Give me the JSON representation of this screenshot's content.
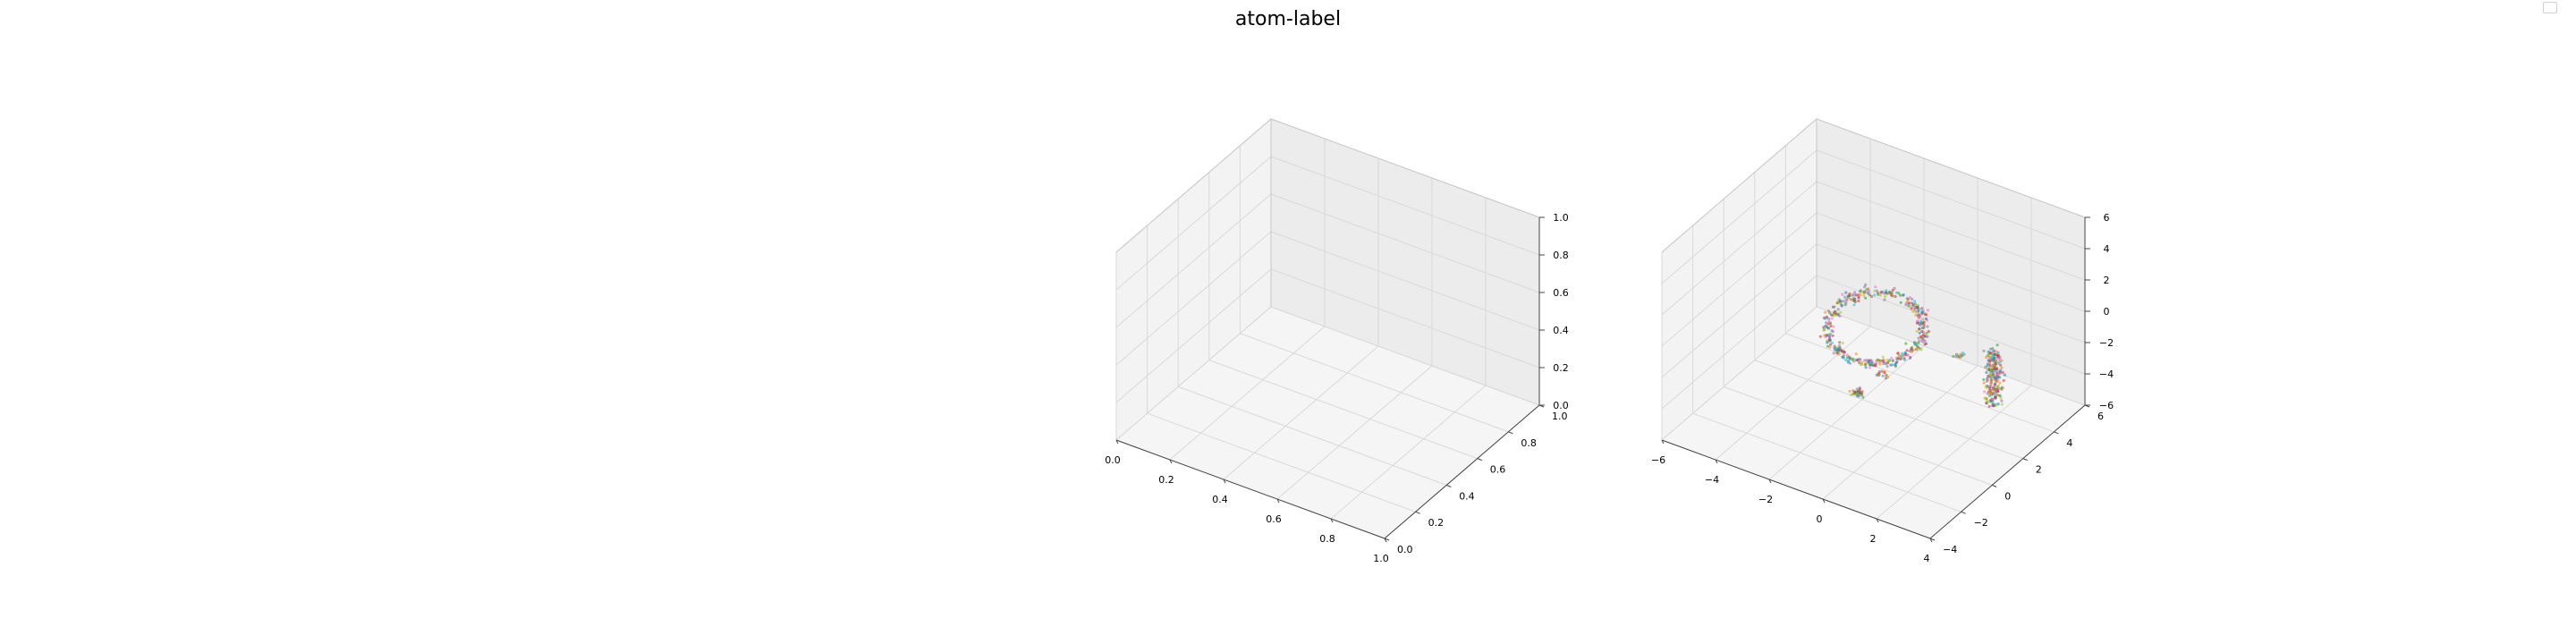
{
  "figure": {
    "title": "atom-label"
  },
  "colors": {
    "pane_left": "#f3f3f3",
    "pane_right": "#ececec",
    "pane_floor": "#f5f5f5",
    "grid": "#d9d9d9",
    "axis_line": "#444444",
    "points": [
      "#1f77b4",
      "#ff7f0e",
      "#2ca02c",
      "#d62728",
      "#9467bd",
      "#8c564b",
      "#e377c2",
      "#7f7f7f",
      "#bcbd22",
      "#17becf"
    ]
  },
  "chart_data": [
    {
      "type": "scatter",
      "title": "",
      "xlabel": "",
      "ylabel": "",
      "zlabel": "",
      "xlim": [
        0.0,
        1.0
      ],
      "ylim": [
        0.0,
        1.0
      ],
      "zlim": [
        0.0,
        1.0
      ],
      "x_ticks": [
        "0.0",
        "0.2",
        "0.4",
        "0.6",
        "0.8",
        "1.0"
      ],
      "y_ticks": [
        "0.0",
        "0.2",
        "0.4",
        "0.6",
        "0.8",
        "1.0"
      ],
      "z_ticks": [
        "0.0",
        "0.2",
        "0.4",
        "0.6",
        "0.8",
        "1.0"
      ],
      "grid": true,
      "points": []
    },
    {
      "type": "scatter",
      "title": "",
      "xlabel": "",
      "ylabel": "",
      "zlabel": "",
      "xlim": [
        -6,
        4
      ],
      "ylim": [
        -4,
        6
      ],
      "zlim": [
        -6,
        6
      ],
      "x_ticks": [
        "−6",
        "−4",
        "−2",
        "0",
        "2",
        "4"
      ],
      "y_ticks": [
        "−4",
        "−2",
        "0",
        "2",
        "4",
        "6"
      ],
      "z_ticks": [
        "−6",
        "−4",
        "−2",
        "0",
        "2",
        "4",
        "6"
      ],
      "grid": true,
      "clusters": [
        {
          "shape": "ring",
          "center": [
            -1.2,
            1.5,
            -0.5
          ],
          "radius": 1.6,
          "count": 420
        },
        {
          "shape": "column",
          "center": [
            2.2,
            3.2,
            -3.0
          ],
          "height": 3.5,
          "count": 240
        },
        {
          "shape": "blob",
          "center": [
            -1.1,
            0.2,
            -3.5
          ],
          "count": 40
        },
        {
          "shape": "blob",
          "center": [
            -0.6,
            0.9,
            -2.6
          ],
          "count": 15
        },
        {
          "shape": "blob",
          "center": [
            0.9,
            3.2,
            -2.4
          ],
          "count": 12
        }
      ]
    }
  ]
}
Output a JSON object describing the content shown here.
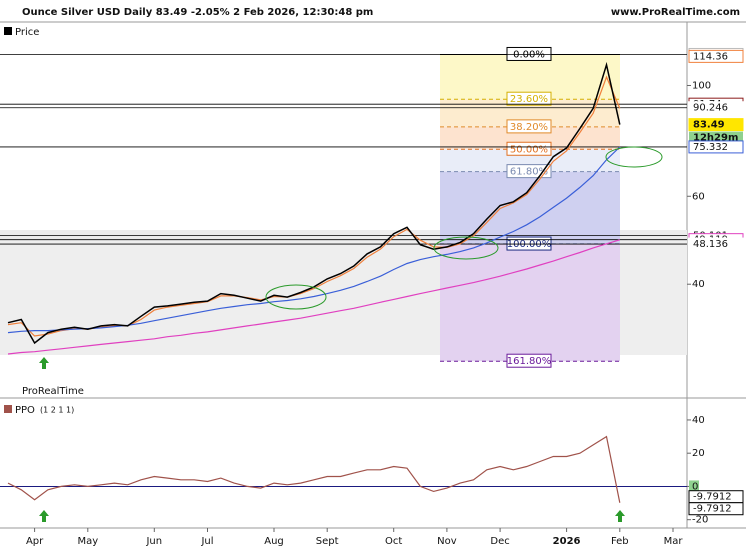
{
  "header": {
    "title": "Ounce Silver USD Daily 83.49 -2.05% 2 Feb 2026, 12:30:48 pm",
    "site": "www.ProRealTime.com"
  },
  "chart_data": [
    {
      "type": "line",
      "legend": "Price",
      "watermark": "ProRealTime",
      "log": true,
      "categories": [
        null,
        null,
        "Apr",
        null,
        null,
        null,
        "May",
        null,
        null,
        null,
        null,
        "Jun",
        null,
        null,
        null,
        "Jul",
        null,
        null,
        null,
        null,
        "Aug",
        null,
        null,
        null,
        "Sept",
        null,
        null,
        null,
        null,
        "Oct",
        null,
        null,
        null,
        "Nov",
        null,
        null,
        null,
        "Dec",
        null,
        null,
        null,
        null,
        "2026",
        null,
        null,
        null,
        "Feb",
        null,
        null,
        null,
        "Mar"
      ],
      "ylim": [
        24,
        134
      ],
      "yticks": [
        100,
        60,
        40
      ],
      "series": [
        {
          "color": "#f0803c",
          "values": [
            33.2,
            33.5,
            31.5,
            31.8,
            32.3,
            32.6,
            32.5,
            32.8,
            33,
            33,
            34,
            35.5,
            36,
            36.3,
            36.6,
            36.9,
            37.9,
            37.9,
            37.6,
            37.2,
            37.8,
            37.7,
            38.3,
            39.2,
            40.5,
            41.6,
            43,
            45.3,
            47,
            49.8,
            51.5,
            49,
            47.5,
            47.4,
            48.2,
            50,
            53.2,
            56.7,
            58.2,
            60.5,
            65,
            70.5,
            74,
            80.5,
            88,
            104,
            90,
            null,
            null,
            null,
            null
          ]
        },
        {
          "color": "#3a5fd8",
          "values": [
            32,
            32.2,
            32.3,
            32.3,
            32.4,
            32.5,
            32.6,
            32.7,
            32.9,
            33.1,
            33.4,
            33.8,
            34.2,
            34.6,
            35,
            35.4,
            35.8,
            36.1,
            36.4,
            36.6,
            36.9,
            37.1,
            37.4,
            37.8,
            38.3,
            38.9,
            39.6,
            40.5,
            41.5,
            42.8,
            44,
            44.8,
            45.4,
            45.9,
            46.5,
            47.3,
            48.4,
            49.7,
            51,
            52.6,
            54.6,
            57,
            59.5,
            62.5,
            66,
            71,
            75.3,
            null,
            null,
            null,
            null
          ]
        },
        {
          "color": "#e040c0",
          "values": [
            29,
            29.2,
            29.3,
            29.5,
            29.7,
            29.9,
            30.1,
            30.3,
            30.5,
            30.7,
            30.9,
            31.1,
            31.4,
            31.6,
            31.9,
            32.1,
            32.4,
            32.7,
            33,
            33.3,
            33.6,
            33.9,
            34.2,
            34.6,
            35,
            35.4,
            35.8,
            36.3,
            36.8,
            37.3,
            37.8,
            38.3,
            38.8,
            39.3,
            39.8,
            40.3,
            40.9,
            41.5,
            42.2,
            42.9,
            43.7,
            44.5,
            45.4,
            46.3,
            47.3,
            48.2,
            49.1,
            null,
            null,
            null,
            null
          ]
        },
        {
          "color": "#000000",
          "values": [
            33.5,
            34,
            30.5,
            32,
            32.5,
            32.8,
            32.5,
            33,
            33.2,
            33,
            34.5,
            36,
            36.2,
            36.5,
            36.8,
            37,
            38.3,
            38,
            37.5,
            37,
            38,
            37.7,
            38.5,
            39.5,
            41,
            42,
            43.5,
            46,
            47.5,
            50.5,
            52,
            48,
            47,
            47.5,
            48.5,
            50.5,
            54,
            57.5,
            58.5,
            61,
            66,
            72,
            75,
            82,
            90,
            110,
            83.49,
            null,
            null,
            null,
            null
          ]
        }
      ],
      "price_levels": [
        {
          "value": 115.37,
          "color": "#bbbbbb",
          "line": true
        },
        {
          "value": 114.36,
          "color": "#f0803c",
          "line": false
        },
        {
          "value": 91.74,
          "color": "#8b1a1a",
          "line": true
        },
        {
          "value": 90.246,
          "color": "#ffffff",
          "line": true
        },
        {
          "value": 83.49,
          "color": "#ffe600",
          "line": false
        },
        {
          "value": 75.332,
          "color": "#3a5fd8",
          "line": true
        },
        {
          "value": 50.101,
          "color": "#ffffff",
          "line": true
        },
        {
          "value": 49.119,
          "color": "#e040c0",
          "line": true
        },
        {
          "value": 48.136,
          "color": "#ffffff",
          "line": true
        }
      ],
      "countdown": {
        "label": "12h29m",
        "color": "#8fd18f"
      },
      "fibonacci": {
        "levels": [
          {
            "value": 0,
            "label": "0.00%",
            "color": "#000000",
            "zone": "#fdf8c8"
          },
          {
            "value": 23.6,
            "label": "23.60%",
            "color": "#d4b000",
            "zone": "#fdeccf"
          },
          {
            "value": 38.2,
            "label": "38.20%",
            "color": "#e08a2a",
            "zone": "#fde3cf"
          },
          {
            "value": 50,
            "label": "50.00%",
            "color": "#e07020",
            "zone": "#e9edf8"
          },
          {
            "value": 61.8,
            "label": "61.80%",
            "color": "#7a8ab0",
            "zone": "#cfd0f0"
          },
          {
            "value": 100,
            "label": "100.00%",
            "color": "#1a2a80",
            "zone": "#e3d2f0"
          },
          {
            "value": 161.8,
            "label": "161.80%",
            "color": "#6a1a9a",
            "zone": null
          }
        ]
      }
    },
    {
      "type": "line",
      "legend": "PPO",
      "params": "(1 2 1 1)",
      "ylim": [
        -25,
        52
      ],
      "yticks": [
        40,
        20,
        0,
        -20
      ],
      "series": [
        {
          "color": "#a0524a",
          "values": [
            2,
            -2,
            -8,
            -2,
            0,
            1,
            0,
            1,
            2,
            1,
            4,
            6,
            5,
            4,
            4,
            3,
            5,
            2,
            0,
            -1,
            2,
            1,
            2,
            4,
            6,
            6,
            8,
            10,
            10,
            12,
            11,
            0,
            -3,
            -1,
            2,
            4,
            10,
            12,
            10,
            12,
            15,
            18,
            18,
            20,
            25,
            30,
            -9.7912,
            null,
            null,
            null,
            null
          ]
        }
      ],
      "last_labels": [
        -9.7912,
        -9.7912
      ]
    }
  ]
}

--------------------------------

Exercise prompt
Extract each line from the entries above that contains the string "zone".

Written answer
            "zone": "#fdf8c8"
            "zone": "#fdeccf"
            "zone": "#fde3cf"
            "zone": "#e9edf8"
            "zone": "#cfd0f0"
            "zone": "#e3d2f0"
            "zone": null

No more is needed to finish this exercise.